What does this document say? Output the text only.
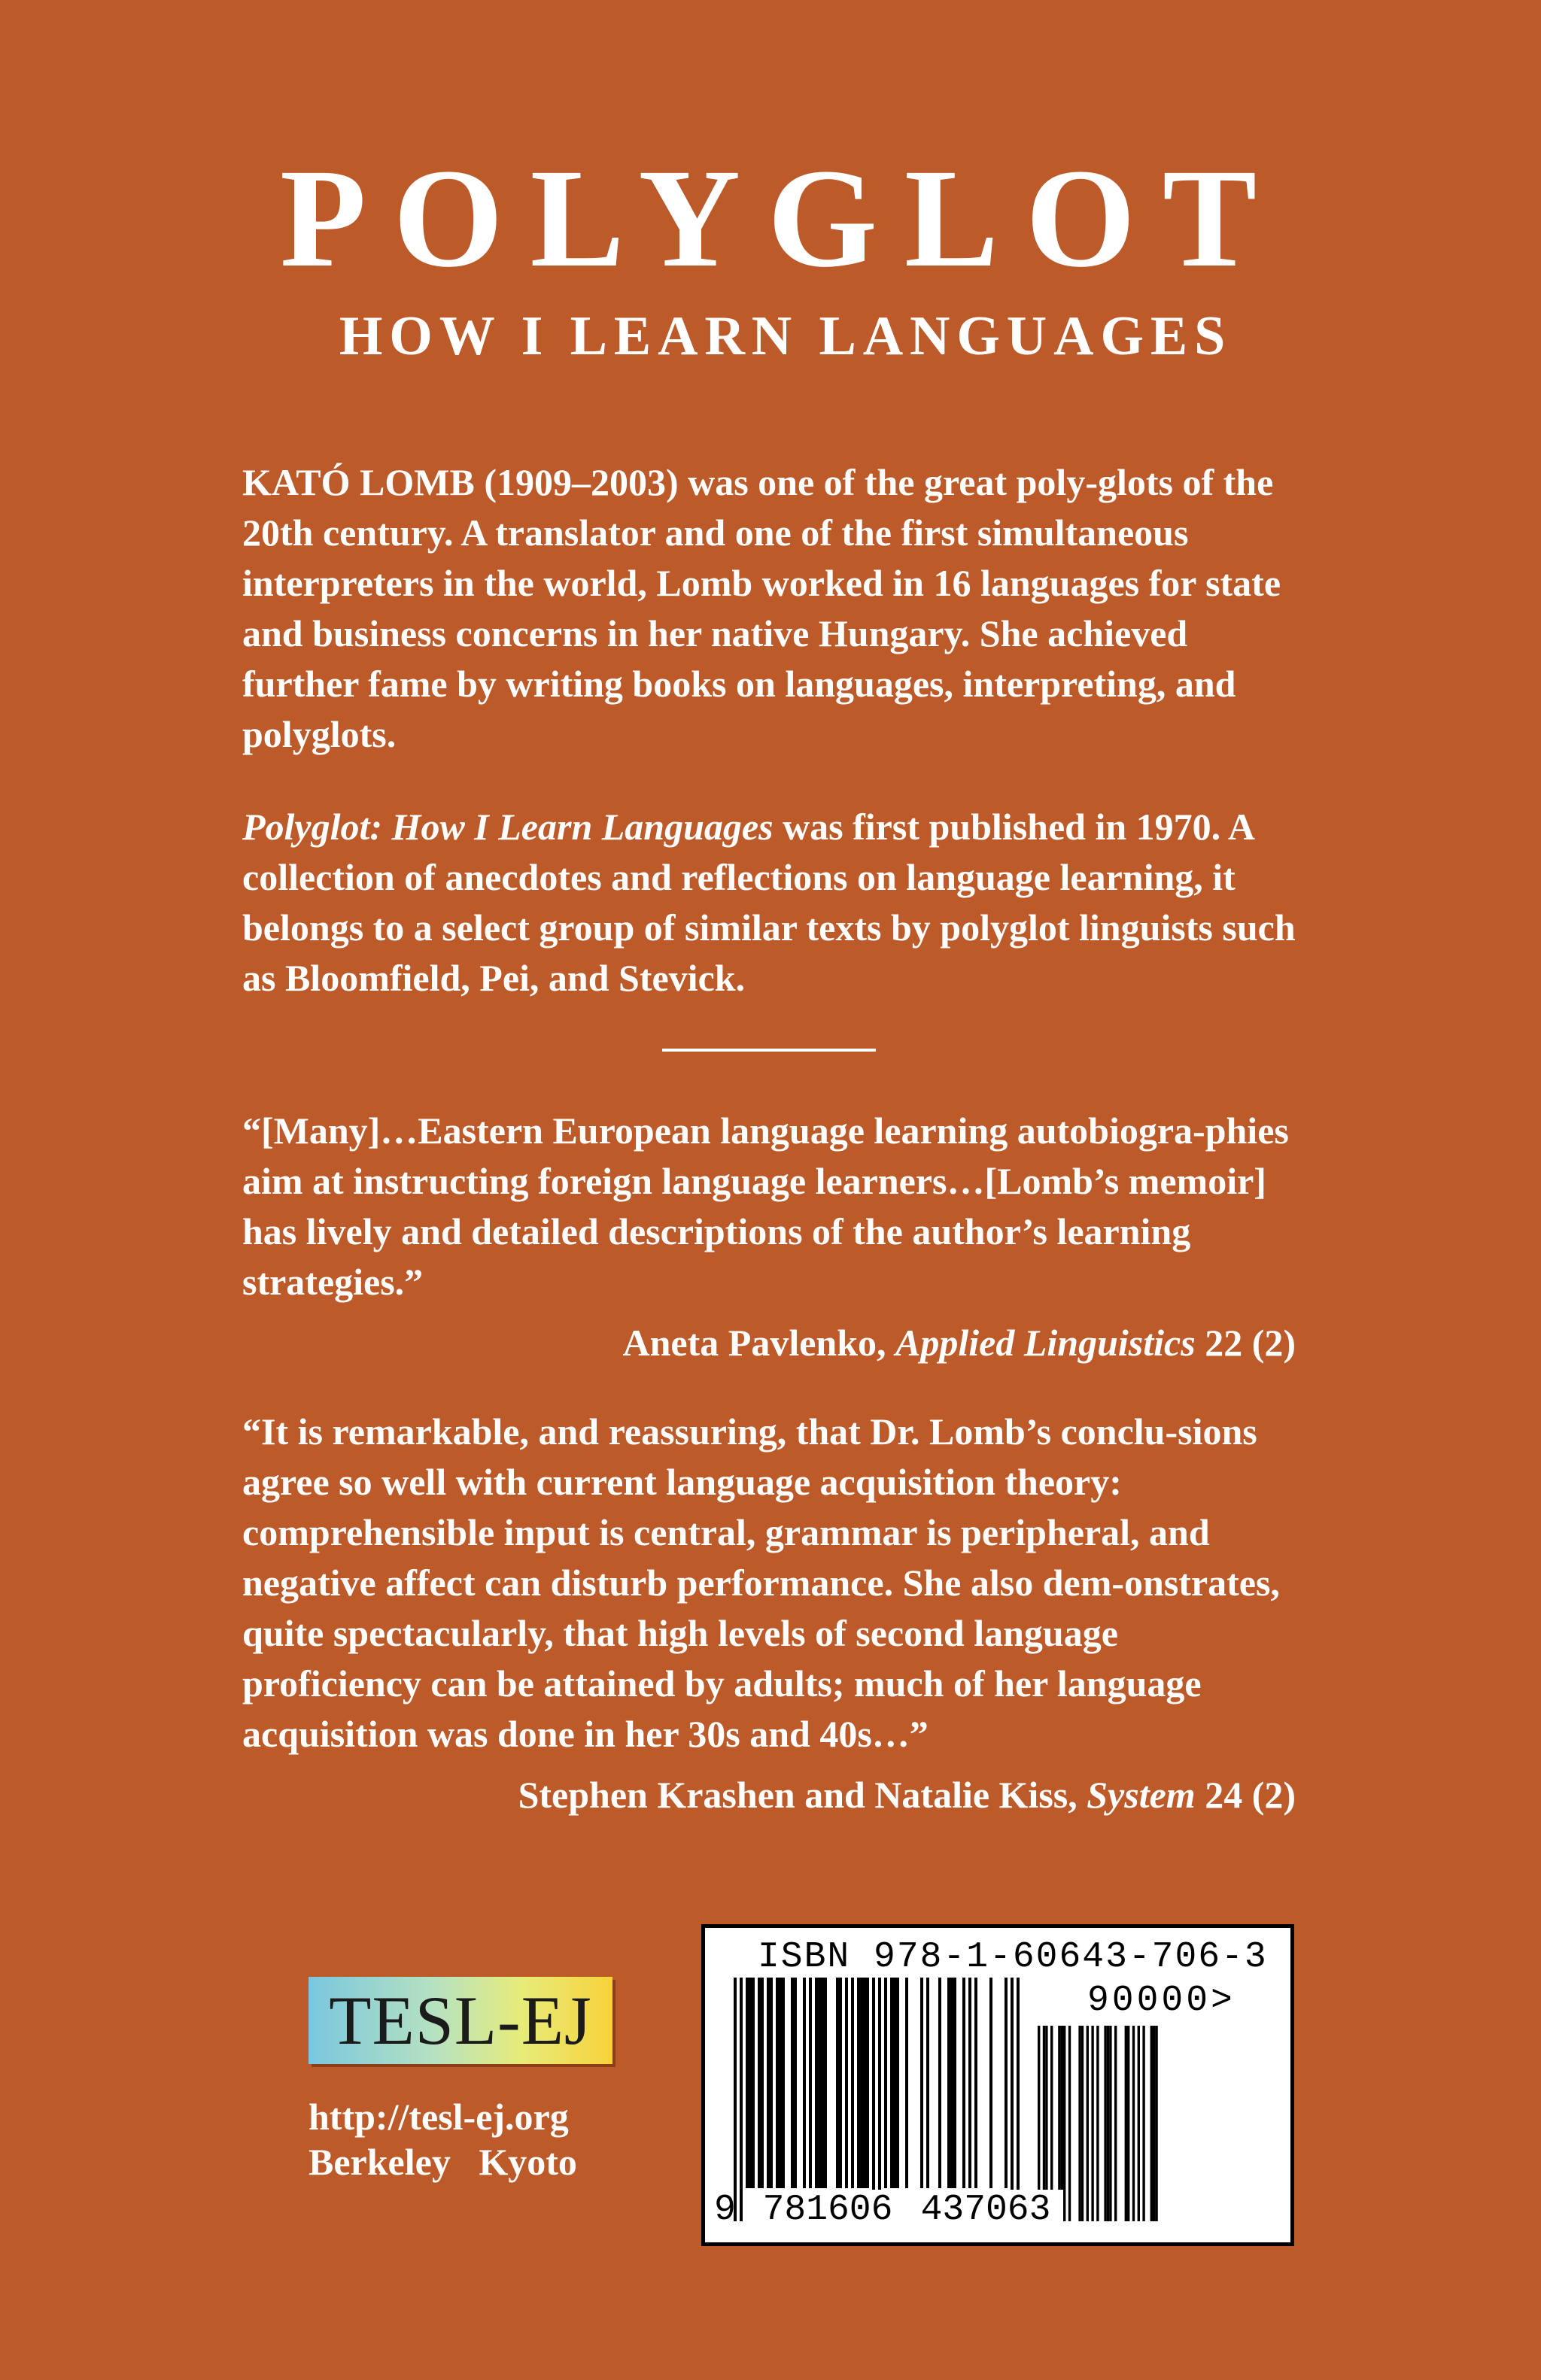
POLYGLOT
HOW I LEARN LANGUAGES

KATÓ LOMB (1909–2003) was one of the great poly-glots of the 20th century. A translator and one of the first simultaneous interpreters in the world, Lomb worked in 16 languages for state and business concerns in her native Hungary. She achieved further fame by writing books on languages, interpreting, and polyglots.

Polyglot: How I Learn Languages was first published in 1970. A collection of anecdotes and reflections on language learning, it belongs to a select group of similar texts by polyglot linguists such as Bloomfield, Pei, and Stevick.

“[Many]…Eastern European language learning autobiogra-phies aim at instructing foreign language learners…[Lomb’s memoir] has lively and detailed descriptions of the author’s learning strategies.”

Aneta Pavlenko, Applied Linguistics 22 (2)

“It is remarkable, and reassuring, that Dr. Lomb’s conclu-sions agree so well with current language acquisition theory: comprehensible input is central, grammar is peripheral, and negative affect can disturb performance. She also dem-onstrates, quite spectacularly, that high levels of second language proficiency can be attained by adults; much of her language acquisition was done in her 30s and 40s…”

Stephen Krashen and Natalie Kiss, System 24 (2)

TESL-EJ
http://tesl-ej.org
Berkeley   Kyoto
ISBN 978-1-60643-706-3
90000>
9 781606 437063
:::::
Each entry above should be reproduced exactly, with the pictures removed.

■ **Expected answer**
What does this document say? Output the text only.
POLYGLOT
HOW I LEARN LANGUAGES

KATÓ LOMB (1909–2003) was one of the great poly-glots of the 20th century. A translator and one of the first simultaneous interpreters in the world, Lomb worked in 16 languages for state and business concerns in her native Hungary. She achieved further fame by writing books on languages, interpreting, and polyglots.

Polyglot: How I Learn Languages was first published in 1970. A collection of anecdotes and reflections on language learning, it belongs to a select group of similar texts by polyglot linguists such as Bloomfield, Pei, and Stevick.

“[Many]…Eastern European language learning autobiogra-phies aim at instructing foreign language learners…[Lomb’s memoir] has lively and detailed descriptions of the author’s learning strategies.”

Aneta Pavlenko, Applied Linguistics 22 (2)

“It is remarkable, and reassuring, that Dr. Lomb’s conclu-sions agree so well with current language acquisition theory: comprehensible input is central, grammar is peripheral, and negative affect can disturb performance. She also dem-onstrates, quite spectacularly, that high levels of second language proficiency can be attained by adults; much of her language acquisition was done in her 30s and 40s…”

Stephen Krashen and Natalie Kiss, System 24 (2)

TESL-EJ
http://tesl-ej.org
Berkeley   Kyoto
ISBN 978-1-60643-706-3
90000>
9 781606 437063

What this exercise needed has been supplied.